» TO DO
Records follow. Select each line holding "color".

======== SUPPLIED DATA

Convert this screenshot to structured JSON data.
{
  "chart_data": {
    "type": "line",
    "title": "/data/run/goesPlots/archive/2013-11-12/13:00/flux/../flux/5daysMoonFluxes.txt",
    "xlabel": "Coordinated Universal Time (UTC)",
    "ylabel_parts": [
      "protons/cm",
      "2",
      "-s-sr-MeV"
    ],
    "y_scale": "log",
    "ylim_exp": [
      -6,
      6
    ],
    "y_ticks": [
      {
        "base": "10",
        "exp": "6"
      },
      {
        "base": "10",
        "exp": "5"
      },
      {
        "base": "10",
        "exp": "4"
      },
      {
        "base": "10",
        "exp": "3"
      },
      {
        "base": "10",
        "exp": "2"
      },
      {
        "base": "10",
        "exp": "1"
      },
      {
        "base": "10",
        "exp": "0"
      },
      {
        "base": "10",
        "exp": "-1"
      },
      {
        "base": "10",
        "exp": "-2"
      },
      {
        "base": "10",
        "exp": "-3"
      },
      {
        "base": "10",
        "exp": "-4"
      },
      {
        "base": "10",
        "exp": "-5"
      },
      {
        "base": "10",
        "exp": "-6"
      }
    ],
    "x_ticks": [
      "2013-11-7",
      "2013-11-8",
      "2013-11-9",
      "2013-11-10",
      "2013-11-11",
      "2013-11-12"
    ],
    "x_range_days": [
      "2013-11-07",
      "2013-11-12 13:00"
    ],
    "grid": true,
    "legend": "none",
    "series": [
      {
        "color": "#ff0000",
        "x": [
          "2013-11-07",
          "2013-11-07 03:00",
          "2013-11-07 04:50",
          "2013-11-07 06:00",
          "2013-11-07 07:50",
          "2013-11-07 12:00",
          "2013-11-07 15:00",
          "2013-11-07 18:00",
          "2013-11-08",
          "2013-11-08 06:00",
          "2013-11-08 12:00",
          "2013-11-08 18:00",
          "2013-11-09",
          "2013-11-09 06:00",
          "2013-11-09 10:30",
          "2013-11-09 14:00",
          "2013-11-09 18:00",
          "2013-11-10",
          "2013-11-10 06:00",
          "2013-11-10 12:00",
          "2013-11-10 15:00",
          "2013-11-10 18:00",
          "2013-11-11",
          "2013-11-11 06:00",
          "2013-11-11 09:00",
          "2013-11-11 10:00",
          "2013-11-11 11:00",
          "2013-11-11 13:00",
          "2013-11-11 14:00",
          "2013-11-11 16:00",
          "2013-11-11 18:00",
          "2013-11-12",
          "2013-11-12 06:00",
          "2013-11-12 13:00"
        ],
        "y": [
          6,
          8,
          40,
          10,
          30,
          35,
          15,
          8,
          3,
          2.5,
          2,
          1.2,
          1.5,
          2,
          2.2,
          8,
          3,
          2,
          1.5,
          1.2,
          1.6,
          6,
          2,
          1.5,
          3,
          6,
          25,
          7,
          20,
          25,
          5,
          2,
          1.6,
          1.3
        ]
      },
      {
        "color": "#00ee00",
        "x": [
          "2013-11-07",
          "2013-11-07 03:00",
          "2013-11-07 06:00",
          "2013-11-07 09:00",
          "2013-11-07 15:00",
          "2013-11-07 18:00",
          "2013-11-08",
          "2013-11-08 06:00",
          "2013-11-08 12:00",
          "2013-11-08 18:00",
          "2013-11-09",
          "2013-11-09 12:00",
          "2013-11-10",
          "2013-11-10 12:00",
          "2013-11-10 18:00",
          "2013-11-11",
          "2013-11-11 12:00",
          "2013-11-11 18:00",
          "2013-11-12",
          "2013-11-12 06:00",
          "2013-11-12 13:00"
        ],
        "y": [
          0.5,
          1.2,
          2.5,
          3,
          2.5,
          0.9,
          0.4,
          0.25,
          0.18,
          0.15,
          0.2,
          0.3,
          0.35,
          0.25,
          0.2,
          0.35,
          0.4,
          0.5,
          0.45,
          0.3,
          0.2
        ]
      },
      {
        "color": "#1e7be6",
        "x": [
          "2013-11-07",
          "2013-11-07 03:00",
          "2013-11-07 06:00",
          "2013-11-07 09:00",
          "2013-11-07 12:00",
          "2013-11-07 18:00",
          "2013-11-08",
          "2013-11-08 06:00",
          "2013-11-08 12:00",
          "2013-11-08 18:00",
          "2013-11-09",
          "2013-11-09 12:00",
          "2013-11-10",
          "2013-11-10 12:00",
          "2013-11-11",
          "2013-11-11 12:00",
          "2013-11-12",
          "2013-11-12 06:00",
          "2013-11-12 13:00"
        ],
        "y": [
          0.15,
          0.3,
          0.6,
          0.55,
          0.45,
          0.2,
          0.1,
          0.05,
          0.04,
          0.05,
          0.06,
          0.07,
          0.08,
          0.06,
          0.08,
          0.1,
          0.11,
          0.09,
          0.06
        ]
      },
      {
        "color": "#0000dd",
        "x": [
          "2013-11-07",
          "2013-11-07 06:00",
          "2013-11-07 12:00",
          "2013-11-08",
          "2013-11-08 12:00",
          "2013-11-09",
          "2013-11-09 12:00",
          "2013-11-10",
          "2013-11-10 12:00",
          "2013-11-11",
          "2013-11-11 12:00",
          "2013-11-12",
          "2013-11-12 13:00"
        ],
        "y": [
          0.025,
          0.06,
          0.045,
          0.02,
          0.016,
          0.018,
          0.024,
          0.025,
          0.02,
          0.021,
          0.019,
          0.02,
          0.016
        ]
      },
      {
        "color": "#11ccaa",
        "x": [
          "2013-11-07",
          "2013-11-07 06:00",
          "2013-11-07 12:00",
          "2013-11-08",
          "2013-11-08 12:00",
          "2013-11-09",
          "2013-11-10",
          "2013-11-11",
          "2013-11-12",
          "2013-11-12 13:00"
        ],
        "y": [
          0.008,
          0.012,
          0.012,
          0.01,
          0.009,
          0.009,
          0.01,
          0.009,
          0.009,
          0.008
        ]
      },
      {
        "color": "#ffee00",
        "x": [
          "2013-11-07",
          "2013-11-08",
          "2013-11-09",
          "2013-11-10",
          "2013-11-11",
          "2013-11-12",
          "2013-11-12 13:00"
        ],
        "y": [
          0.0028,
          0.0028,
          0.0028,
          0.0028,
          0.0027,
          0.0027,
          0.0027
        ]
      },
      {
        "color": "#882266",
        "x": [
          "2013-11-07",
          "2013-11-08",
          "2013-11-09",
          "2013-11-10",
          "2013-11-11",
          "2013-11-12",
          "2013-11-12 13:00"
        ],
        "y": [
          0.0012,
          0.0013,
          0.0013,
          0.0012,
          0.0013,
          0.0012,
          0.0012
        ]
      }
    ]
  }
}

================

» COMPLETE OUTPUT
        "color": "#ff0000",
        "color": "#00ee00",
        "color": "#1e7be6",
        "color": "#0000dd",
        "color": "#11ccaa",
        "color": "#ffee00",
        "color": "#882266",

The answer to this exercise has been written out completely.